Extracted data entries
—————

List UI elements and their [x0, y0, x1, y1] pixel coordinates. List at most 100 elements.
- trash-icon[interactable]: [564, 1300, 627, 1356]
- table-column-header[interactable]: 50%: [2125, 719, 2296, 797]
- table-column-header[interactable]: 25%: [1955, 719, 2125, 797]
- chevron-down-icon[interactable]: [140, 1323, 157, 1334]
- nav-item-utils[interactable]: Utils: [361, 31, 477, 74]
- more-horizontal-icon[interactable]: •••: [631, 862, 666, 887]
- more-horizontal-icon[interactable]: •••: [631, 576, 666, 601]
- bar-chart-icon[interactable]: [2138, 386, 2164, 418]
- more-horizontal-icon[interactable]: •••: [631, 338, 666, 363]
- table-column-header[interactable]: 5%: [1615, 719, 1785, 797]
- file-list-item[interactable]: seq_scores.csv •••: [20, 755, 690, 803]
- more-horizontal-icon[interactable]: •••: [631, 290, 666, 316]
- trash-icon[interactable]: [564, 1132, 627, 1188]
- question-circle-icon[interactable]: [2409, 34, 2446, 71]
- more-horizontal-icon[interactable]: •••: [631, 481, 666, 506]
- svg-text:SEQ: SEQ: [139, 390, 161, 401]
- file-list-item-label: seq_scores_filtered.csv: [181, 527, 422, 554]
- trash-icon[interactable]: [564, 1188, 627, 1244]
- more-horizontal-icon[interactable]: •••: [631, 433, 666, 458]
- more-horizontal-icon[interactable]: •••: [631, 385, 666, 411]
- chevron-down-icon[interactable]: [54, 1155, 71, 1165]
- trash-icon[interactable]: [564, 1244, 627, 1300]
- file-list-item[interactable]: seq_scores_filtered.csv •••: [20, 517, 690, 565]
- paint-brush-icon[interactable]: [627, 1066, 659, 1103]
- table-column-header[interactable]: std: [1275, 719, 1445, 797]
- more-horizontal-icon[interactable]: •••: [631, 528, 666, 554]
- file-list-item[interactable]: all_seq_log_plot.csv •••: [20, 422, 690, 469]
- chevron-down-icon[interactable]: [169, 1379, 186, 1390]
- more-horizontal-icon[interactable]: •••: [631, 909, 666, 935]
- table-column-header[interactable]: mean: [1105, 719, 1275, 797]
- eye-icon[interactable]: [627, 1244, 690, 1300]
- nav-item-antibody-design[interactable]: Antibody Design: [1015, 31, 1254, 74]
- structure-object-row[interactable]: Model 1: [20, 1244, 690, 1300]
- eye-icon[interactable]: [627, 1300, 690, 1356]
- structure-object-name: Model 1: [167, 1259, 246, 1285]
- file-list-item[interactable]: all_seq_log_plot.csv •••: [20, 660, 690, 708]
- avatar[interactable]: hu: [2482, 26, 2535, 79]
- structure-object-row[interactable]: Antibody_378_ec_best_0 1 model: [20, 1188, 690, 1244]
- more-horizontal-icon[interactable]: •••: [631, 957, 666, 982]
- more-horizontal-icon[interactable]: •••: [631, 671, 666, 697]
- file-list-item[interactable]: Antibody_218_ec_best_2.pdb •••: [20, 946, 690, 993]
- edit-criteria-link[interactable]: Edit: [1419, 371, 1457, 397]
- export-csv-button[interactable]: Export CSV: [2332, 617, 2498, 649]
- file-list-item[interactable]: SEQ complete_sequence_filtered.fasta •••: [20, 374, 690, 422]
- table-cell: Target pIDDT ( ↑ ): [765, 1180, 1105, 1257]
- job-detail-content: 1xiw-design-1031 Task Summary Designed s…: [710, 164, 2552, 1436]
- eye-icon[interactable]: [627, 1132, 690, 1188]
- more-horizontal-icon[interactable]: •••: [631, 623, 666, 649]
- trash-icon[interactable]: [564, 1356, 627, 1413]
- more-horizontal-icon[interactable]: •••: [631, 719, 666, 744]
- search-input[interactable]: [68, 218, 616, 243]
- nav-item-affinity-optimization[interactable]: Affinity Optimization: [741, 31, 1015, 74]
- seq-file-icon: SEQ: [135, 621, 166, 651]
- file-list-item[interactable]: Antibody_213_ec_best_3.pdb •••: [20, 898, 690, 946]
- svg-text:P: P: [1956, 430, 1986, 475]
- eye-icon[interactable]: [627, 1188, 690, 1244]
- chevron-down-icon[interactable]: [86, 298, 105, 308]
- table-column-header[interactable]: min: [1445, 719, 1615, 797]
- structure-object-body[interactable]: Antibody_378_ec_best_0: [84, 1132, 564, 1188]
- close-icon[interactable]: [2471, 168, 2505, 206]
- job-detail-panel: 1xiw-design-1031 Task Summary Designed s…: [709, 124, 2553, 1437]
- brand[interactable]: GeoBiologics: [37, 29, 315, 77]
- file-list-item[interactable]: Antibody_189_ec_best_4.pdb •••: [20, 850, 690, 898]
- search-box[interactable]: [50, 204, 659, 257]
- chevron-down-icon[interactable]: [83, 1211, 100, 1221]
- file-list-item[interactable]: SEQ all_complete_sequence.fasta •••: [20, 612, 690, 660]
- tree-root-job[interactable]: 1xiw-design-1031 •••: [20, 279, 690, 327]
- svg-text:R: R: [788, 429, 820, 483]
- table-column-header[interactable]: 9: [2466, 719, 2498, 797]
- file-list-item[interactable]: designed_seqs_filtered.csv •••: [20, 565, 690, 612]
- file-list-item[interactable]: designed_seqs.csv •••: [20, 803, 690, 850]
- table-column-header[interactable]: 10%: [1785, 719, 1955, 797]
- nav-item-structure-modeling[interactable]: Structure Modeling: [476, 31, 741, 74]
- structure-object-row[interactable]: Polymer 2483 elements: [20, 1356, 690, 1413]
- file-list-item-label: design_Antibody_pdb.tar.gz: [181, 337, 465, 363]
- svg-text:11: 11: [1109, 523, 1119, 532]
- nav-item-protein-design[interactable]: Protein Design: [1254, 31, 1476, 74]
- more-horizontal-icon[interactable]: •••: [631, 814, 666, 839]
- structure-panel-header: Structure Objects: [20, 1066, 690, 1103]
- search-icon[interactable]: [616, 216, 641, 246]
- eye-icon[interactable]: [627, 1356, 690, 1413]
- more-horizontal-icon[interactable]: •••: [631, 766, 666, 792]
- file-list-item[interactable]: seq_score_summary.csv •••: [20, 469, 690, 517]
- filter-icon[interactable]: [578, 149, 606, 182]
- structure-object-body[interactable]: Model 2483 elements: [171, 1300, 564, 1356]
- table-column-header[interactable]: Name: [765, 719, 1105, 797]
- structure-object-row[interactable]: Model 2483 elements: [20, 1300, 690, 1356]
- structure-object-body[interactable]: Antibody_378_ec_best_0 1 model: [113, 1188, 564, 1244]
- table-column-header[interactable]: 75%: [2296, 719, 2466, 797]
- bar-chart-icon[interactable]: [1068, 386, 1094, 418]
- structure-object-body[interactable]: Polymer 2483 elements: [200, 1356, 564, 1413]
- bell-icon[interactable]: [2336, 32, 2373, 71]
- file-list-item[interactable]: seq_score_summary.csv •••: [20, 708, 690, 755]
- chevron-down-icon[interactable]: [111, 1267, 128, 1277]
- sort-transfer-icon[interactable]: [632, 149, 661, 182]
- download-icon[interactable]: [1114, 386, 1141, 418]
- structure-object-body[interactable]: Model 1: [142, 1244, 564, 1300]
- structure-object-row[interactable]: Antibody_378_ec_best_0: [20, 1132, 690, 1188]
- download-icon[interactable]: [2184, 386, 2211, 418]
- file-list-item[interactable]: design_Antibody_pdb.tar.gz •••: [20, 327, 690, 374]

—————

» **ASSIGNED TASK**
What you write must match the records above line for line.

» **ANSWER TO THIS EXERCISE**
List UI elements and their [x0, y0, x1, y1] pixel coordinates. List at most 100 elements.
- trash-icon[interactable]: [564, 1300, 627, 1356]
- table-column-header[interactable]: 50%: [2125, 719, 2296, 797]
- table-column-header[interactable]: 25%: [1955, 719, 2125, 797]
- chevron-down-icon[interactable]: [140, 1323, 157, 1334]
- nav-item-utils[interactable]: Utils: [361, 31, 477, 74]
- more-horizontal-icon[interactable]: •••: [631, 862, 666, 887]
- more-horizontal-icon[interactable]: •••: [631, 576, 666, 601]
- bar-chart-icon[interactable]: [2138, 386, 2164, 418]
- more-horizontal-icon[interactable]: •••: [631, 338, 666, 363]
- table-column-header[interactable]: 5%: [1615, 719, 1785, 797]
- file-list-item[interactable]: seq_scores.csv •••: [20, 755, 690, 803]
- more-horizontal-icon[interactable]: •••: [631, 290, 666, 316]
- trash-icon[interactable]: [564, 1132, 627, 1188]
- question-circle-icon[interactable]: [2409, 34, 2446, 71]
- more-horizontal-icon[interactable]: •••: [631, 481, 666, 506]
- svg-text:SEQ: SEQ: [139, 390, 161, 401]
- file-list-item-label: seq_scores_filtered.csv: [181, 527, 422, 554]
- trash-icon[interactable]: [564, 1188, 627, 1244]
- more-horizontal-icon[interactable]: •••: [631, 433, 666, 458]
- more-horizontal-icon[interactable]: •••: [631, 385, 666, 411]
- chevron-down-icon[interactable]: [54, 1155, 71, 1165]
- trash-icon[interactable]: [564, 1244, 627, 1300]
- file-list-item[interactable]: seq_scores_filtered.csv •••: [20, 517, 690, 565]
- paint-brush-icon[interactable]: [627, 1066, 659, 1103]
- table-column-header[interactable]: std: [1275, 719, 1445, 797]
- more-horizontal-icon[interactable]: •••: [631, 528, 666, 554]
- file-list-item[interactable]: all_seq_log_plot.csv •••: [20, 422, 690, 469]
- chevron-down-icon[interactable]: [169, 1379, 186, 1390]
- more-horizontal-icon[interactable]: •••: [631, 909, 666, 935]
- table-column-header[interactable]: mean: [1105, 719, 1275, 797]
- eye-icon[interactable]: [627, 1244, 690, 1300]
- nav-item-antibody-design[interactable]: Antibody Design: [1015, 31, 1254, 74]
- structure-object-row[interactable]: Model 1: [20, 1244, 690, 1300]
- eye-icon[interactable]: [627, 1300, 690, 1356]
- structure-object-name: Model 1: [167, 1259, 246, 1285]
- file-list-item[interactable]: all_seq_log_plot.csv •••: [20, 660, 690, 708]
- avatar[interactable]: hu: [2482, 26, 2535, 79]
- structure-object-row[interactable]: Antibody_378_ec_best_0 1 model: [20, 1188, 690, 1244]
- more-horizontal-icon[interactable]: •••: [631, 957, 666, 982]
- more-horizontal-icon[interactable]: •••: [631, 671, 666, 697]
- file-list-item[interactable]: Antibody_218_ec_best_2.pdb •••: [20, 946, 690, 993]
- edit-criteria-link[interactable]: Edit: [1419, 371, 1457, 397]
- export-csv-button[interactable]: Export CSV: [2332, 617, 2498, 649]
- file-list-item[interactable]: SEQ complete_sequence_filtered.fasta •••: [20, 374, 690, 422]
- table-cell: Target pIDDT ( ↑ ): [765, 1180, 1105, 1257]
- job-detail-content: 1xiw-design-1031 Task Summary Designed s…: [710, 164, 2552, 1436]
- eye-icon[interactable]: [627, 1132, 690, 1188]
- more-horizontal-icon[interactable]: •••: [631, 623, 666, 649]
- trash-icon[interactable]: [564, 1356, 627, 1413]
- more-horizontal-icon[interactable]: •••: [631, 719, 666, 744]
- search-input[interactable]: [68, 218, 616, 243]
- nav-item-affinity-optimization[interactable]: Affinity Optimization: [741, 31, 1015, 74]
- seq-file-icon: SEQ: [135, 621, 166, 651]
- file-list-item[interactable]: Antibody_213_ec_best_3.pdb •••: [20, 898, 690, 946]
- svg-text:P: P: [1956, 430, 1986, 475]
- eye-icon[interactable]: [627, 1188, 690, 1244]
- chevron-down-icon[interactable]: [86, 298, 105, 308]
- table-column-header[interactable]: min: [1445, 719, 1615, 797]
- structure-object-body[interactable]: Antibody_378_ec_best_0: [84, 1132, 564, 1188]
- close-icon[interactable]: [2471, 168, 2505, 206]
- job-detail-panel: 1xiw-design-1031 Task Summary Designed s…: [709, 124, 2553, 1437]
- brand[interactable]: GeoBiologics: [37, 29, 315, 77]
- file-list-item[interactable]: Antibody_189_ec_best_4.pdb •••: [20, 850, 690, 898]
- search-box[interactable]: [50, 204, 659, 257]
- chevron-down-icon[interactable]: [83, 1211, 100, 1221]
- file-list-item[interactable]: SEQ all_complete_sequence.fasta •••: [20, 612, 690, 660]
- tree-root-job[interactable]: 1xiw-design-1031 •••: [20, 279, 690, 327]
- svg-text:R: R: [788, 429, 820, 483]
- table-column-header[interactable]: 9: [2466, 719, 2498, 797]
- file-list-item[interactable]: designed_seqs_filtered.csv •••: [20, 565, 690, 612]
- file-list-item[interactable]: designed_seqs.csv •••: [20, 803, 690, 850]
- table-column-header[interactable]: 10%: [1785, 719, 1955, 797]
- nav-item-structure-modeling[interactable]: Structure Modeling: [476, 31, 741, 74]
- structure-object-row[interactable]: Polymer 2483 elements: [20, 1356, 690, 1413]
- file-list-item-label: design_Antibody_pdb.tar.gz: [181, 337, 465, 363]
- svg-text:11: 11: [1109, 523, 1119, 532]
- nav-item-protein-design[interactable]: Protein Design: [1254, 31, 1476, 74]
- more-horizontal-icon[interactable]: •••: [631, 814, 666, 839]
- structure-panel-header: Structure Objects: [20, 1066, 690, 1103]
- search-icon[interactable]: [616, 216, 641, 246]
- eye-icon[interactable]: [627, 1356, 690, 1413]
- more-horizontal-icon[interactable]: •••: [631, 766, 666, 792]
- file-list-item[interactable]: seq_score_summary.csv •••: [20, 469, 690, 517]
- filter-icon[interactable]: [578, 149, 606, 182]
- structure-object-body[interactable]: Model 2483 elements: [171, 1300, 564, 1356]
- table-column-header[interactable]: Name: [765, 719, 1105, 797]
- structure-object-row[interactable]: Model 2483 elements: [20, 1300, 690, 1356]
- structure-object-body[interactable]: Antibody_378_ec_best_0 1 model: [113, 1188, 564, 1244]
- table-column-header[interactable]: 75%: [2296, 719, 2466, 797]
- bar-chart-icon[interactable]: [1068, 386, 1094, 418]
- structure-object-body[interactable]: Polymer 2483 elements: [200, 1356, 564, 1413]
- bell-icon[interactable]: [2336, 32, 2373, 71]
- file-list-item[interactable]: seq_score_summary.csv •••: [20, 708, 690, 755]
- chevron-down-icon[interactable]: [111, 1267, 128, 1277]
- sort-transfer-icon[interactable]: [632, 149, 661, 182]
- download-icon[interactable]: [1114, 386, 1141, 418]
- structure-object-body[interactable]: Model 1: [142, 1244, 564, 1300]
- structure-object-row[interactable]: Antibody_378_ec_best_0: [20, 1132, 690, 1188]
- download-icon[interactable]: [2184, 386, 2211, 418]
- file-list-item[interactable]: design_Antibody_pdb.tar.gz •••: [20, 327, 690, 374]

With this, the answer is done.